Stored data

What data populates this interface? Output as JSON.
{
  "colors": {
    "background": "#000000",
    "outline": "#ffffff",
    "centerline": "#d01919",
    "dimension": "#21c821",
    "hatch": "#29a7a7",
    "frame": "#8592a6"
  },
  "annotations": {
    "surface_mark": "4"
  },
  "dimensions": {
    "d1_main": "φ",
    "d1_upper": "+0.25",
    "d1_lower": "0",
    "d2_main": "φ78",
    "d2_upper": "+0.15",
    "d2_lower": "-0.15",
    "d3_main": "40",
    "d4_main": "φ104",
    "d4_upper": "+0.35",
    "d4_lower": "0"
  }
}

### Aim
Reproduce every line above without error.

### Solution for this exercise
What data populates this interface? Output as JSON.
{
  "colors": {
    "background": "#000000",
    "outline": "#ffffff",
    "centerline": "#d01919",
    "dimension": "#21c821",
    "hatch": "#29a7a7",
    "frame": "#8592a6"
  },
  "annotations": {
    "surface_mark": "4"
  },
  "dimensions": {
    "d1_main": "φ",
    "d1_upper": "+0.25",
    "d1_lower": "0",
    "d2_main": "φ78",
    "d2_upper": "+0.15",
    "d2_lower": "-0.15",
    "d3_main": "40",
    "d4_main": "φ104",
    "d4_upper": "+0.35",
    "d4_lower": "0"
  }
}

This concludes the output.